Report how many lines contain "Emissions"; state the number and nothing else.

* Task inputs *
-=-=-

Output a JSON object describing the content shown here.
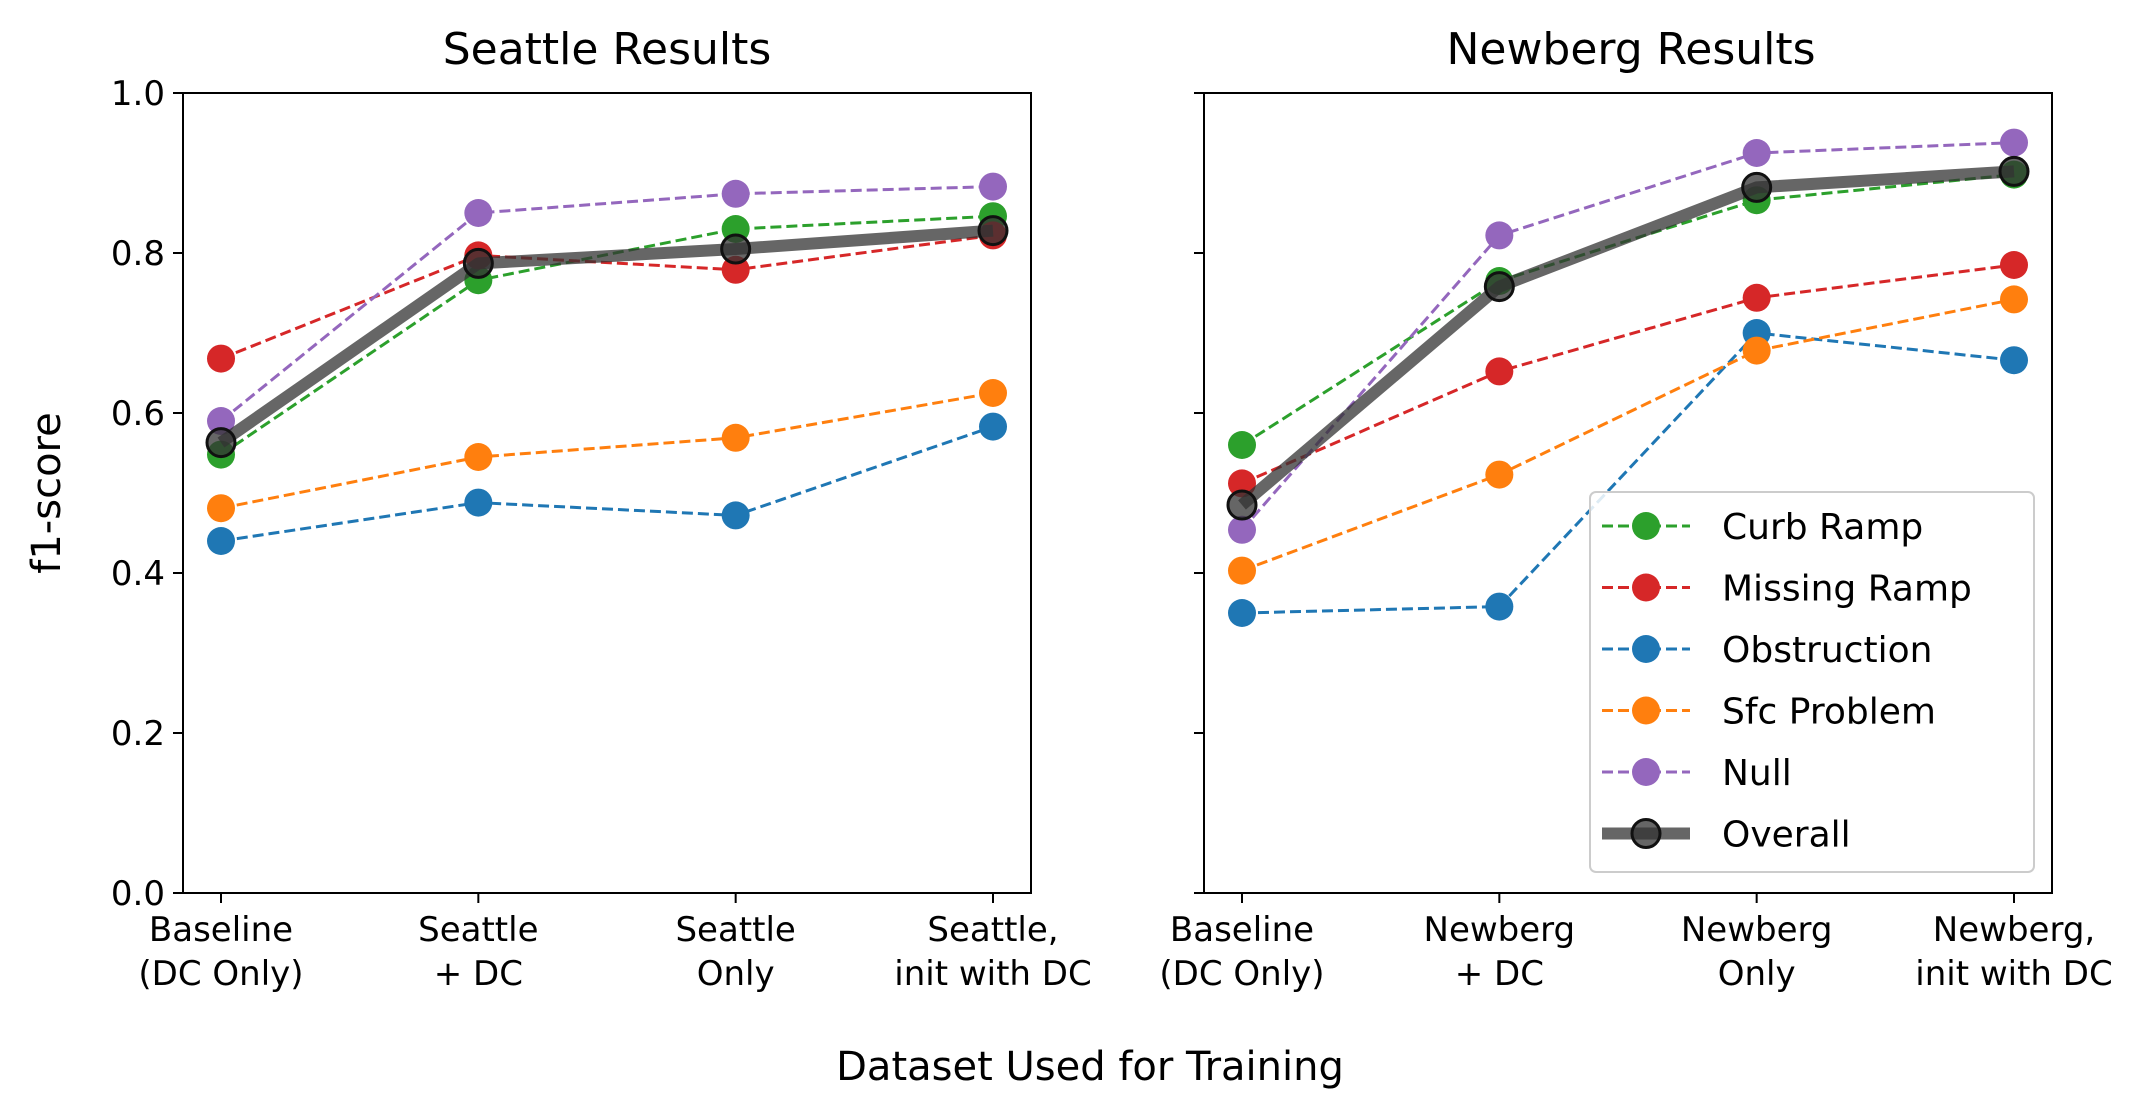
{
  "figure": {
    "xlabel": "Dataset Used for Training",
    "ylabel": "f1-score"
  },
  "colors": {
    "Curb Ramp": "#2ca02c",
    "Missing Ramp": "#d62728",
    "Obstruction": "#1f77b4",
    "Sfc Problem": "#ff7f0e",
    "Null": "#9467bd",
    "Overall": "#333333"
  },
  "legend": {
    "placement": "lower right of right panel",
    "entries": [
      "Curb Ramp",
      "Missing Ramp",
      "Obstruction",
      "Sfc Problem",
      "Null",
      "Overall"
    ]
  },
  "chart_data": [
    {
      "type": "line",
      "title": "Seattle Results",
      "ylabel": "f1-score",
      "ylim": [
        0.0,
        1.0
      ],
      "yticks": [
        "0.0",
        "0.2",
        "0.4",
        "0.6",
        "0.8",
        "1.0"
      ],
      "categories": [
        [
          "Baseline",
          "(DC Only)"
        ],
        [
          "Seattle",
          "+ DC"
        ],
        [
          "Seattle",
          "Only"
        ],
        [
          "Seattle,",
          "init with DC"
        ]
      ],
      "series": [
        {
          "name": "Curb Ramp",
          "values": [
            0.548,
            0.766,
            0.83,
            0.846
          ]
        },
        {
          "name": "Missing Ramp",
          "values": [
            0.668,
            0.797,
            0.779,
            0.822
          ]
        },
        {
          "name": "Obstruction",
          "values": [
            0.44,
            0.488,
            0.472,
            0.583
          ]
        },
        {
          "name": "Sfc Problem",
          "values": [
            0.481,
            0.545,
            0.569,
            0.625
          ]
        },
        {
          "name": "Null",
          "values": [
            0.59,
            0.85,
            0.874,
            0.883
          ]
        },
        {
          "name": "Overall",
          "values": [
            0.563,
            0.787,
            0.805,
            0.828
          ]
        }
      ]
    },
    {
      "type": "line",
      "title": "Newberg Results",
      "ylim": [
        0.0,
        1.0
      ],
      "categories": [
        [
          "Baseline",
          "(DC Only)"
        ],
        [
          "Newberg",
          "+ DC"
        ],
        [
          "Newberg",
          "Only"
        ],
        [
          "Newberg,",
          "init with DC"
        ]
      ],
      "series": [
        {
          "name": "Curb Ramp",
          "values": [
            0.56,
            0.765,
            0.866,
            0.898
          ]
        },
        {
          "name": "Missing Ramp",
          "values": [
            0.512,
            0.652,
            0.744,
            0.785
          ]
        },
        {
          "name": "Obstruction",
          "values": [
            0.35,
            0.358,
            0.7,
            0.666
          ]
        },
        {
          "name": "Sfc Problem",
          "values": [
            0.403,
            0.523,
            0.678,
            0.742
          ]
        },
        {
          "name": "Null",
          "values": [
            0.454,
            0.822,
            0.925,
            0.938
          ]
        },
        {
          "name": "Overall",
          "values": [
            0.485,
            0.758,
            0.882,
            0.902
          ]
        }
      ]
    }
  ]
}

-=-=-

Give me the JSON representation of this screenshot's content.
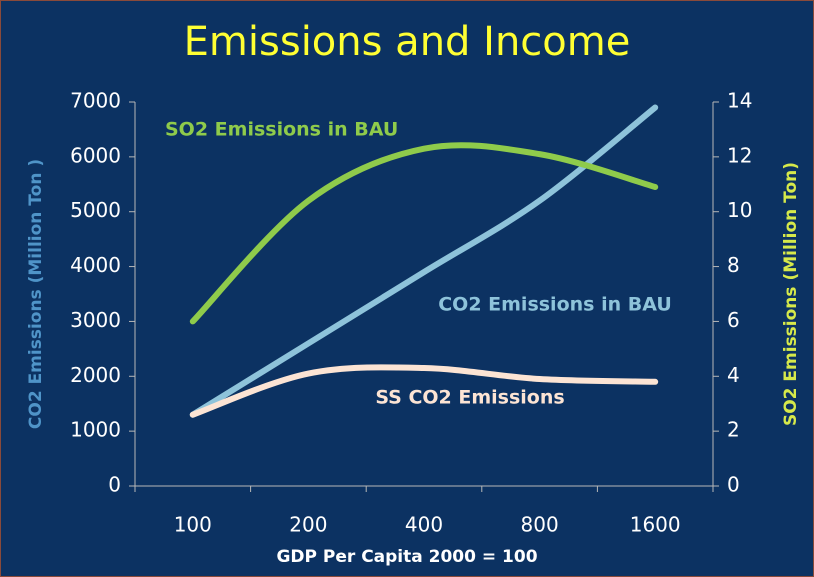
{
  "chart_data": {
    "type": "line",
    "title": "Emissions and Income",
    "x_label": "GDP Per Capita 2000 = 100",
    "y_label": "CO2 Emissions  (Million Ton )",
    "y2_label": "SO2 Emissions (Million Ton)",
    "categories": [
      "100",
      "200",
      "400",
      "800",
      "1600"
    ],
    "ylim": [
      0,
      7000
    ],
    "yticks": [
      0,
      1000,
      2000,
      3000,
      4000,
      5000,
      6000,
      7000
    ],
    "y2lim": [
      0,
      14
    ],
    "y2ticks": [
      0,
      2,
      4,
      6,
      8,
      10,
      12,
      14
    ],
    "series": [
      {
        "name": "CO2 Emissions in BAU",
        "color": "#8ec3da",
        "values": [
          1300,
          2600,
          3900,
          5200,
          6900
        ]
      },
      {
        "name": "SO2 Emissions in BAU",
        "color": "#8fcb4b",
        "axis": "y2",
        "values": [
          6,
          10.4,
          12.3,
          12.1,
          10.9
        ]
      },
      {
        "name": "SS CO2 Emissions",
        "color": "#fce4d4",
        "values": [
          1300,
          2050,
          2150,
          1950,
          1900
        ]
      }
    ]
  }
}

-=-=-

* Response below *
6